• [Goal] Scan the data for "Deployment" and copy the lines it appears in.

↓↓↓

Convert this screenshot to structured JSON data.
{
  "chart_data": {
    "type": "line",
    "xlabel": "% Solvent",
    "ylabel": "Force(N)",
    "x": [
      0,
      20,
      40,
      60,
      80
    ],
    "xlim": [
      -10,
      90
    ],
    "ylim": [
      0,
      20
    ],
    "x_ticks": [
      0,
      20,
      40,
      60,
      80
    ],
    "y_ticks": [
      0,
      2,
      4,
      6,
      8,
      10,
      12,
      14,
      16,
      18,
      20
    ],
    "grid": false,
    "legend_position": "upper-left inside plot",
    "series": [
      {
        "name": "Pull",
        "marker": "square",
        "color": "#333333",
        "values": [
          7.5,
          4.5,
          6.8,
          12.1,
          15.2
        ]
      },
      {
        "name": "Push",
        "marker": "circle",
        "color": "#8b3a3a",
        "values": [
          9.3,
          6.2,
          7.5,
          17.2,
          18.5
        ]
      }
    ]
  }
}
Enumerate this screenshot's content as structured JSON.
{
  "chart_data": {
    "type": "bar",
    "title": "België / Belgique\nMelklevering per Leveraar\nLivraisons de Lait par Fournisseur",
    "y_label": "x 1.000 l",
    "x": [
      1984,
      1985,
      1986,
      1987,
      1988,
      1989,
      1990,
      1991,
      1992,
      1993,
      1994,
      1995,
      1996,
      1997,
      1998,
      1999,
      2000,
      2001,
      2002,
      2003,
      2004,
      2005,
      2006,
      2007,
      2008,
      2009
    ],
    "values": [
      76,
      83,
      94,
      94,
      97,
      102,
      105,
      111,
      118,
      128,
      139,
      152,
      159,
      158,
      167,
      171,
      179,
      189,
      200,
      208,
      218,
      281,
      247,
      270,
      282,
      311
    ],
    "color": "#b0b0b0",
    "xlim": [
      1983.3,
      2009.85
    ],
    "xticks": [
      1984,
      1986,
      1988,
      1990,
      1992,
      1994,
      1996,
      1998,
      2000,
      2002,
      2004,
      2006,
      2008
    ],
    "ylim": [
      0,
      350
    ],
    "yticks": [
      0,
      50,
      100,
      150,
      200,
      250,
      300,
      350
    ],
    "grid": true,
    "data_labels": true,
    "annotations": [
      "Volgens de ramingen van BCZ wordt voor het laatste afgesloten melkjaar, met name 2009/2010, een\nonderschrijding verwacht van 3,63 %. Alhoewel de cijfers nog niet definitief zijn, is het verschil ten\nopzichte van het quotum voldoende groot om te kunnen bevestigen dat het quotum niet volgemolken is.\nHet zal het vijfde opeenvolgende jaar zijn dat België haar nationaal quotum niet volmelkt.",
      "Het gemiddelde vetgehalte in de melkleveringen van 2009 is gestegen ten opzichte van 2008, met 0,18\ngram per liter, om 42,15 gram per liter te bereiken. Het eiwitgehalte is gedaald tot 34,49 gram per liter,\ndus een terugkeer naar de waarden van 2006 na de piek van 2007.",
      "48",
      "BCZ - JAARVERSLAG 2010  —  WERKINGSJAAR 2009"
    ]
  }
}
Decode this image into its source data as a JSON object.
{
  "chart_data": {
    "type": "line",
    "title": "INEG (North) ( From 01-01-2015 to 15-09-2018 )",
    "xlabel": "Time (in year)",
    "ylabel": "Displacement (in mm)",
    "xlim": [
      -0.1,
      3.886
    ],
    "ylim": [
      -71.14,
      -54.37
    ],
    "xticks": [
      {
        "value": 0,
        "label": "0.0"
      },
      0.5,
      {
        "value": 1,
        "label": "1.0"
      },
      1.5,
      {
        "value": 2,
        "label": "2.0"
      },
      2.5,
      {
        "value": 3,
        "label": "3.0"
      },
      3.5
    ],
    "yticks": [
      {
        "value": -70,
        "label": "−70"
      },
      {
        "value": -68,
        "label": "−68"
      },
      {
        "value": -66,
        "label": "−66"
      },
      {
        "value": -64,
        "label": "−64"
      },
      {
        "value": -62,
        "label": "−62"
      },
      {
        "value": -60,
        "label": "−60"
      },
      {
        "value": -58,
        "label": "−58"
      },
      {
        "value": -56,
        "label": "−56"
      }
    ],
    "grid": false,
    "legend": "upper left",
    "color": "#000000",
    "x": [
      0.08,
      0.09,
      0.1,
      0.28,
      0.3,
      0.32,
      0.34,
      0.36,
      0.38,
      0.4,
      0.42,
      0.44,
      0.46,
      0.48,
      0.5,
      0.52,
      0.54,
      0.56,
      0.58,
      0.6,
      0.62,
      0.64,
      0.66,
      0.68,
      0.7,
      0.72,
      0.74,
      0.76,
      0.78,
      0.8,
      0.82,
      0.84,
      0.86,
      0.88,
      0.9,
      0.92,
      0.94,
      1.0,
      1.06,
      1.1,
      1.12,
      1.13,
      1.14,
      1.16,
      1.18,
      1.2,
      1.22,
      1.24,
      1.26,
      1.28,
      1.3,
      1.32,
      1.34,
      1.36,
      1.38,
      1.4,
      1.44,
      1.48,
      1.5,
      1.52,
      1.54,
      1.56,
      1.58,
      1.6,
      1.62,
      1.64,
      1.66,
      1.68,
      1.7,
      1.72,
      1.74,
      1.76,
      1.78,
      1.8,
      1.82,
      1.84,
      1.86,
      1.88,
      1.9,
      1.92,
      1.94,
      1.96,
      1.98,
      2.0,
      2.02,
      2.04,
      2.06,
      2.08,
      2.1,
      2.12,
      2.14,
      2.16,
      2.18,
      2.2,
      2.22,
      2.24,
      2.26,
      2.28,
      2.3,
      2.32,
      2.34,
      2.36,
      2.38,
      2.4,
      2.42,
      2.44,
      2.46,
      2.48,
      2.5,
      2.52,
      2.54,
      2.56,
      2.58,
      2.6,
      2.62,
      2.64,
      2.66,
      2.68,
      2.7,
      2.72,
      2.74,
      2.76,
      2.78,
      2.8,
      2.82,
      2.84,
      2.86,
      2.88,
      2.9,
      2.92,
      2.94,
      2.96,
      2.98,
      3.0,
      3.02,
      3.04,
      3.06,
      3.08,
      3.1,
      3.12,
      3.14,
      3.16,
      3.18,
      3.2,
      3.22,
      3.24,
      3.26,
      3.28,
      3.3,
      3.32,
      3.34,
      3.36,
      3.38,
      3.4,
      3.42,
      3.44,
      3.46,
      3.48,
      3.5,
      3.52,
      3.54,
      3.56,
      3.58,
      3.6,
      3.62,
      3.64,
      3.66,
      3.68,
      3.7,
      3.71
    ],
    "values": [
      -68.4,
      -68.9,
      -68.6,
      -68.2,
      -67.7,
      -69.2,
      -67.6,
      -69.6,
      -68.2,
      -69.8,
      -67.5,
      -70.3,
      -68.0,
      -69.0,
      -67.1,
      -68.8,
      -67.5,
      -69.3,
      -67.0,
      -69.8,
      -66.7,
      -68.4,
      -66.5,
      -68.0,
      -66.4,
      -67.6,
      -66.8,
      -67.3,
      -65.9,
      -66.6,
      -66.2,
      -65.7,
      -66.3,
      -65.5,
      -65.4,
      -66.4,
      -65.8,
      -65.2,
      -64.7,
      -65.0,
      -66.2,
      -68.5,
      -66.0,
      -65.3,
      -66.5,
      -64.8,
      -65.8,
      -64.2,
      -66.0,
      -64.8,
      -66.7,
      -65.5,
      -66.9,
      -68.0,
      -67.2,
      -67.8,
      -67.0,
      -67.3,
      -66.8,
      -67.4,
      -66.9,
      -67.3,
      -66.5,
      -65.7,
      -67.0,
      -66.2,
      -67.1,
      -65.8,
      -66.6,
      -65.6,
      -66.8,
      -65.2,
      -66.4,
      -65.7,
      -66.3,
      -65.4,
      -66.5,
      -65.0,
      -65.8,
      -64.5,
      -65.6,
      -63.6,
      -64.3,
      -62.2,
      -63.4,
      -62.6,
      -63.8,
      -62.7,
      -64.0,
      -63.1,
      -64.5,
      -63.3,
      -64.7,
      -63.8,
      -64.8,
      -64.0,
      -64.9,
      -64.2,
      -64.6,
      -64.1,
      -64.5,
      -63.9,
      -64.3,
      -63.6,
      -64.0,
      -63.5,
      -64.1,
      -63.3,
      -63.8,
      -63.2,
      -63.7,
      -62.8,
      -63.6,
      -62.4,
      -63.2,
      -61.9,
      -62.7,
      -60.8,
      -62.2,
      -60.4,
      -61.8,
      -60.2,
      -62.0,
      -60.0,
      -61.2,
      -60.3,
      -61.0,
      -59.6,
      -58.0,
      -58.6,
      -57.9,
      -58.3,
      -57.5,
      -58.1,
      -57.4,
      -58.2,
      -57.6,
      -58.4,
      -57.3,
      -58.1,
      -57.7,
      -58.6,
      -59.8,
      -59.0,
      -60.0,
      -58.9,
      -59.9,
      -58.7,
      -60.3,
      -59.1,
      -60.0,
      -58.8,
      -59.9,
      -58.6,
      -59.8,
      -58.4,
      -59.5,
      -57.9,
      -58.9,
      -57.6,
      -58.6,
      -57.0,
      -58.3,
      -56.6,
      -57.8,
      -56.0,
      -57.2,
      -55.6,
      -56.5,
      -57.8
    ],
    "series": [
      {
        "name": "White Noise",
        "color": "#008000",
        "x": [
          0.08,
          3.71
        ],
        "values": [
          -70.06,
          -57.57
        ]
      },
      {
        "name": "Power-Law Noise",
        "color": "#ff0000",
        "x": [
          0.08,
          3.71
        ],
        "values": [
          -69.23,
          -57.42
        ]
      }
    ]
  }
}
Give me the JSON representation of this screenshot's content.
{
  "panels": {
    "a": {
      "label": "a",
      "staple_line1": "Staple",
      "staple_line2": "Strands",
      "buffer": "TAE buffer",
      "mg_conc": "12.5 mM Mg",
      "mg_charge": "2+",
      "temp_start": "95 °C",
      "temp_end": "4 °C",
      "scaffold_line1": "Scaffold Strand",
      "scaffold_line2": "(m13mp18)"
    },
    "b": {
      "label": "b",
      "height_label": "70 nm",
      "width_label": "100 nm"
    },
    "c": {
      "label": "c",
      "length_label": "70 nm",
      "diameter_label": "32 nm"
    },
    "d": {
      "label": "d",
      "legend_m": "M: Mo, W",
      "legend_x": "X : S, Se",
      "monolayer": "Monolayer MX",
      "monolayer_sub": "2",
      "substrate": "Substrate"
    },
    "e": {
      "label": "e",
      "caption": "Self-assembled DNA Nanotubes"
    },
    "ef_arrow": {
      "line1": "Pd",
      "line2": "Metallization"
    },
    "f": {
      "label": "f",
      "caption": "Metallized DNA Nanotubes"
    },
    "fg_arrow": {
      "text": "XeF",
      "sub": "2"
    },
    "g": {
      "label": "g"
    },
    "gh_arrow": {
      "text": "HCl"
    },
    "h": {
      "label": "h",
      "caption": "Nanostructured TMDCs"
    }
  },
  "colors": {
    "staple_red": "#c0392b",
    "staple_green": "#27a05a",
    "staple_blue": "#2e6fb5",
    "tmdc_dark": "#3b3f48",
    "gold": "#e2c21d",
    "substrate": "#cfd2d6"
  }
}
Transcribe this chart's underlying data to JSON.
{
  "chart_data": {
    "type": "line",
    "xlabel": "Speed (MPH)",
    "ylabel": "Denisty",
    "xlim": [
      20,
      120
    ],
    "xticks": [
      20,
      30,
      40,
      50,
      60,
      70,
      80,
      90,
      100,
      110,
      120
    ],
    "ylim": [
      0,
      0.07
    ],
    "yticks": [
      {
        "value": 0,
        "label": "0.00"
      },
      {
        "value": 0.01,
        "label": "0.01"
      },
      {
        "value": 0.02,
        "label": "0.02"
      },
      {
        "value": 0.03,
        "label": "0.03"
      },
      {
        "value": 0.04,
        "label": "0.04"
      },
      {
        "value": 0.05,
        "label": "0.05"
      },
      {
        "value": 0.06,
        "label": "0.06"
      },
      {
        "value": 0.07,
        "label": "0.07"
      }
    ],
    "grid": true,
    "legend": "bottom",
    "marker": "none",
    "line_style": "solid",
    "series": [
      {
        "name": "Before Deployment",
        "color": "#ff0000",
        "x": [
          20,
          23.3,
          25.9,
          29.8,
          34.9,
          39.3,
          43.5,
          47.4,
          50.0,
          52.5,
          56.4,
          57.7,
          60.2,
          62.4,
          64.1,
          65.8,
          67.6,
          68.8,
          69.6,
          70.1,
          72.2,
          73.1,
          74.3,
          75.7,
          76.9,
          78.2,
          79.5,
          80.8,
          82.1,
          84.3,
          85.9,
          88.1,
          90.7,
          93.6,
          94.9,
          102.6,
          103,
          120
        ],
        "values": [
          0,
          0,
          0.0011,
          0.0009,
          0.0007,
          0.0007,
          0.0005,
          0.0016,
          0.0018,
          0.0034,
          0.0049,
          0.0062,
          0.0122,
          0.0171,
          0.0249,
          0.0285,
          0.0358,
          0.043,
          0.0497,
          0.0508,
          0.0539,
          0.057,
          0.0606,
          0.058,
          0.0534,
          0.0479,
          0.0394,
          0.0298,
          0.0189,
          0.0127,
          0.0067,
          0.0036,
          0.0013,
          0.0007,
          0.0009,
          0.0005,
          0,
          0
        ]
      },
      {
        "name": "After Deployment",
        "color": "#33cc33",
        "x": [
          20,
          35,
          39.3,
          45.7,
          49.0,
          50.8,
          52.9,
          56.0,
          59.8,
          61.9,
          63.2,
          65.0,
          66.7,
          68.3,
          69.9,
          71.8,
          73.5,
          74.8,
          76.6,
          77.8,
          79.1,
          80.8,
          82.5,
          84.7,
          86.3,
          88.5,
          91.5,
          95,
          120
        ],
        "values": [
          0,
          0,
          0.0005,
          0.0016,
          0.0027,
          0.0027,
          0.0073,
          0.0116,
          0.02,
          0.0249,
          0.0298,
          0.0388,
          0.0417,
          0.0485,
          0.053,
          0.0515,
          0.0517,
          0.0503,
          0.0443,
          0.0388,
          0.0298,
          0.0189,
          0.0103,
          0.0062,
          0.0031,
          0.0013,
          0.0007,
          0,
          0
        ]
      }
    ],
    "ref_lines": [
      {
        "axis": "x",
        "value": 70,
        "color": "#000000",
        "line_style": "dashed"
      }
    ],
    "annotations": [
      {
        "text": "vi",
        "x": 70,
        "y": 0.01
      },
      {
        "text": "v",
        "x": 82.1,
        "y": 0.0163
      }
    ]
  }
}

↑↑↑

• [Output]
        "name": "Before Deployment",
        "name": "After Deployment",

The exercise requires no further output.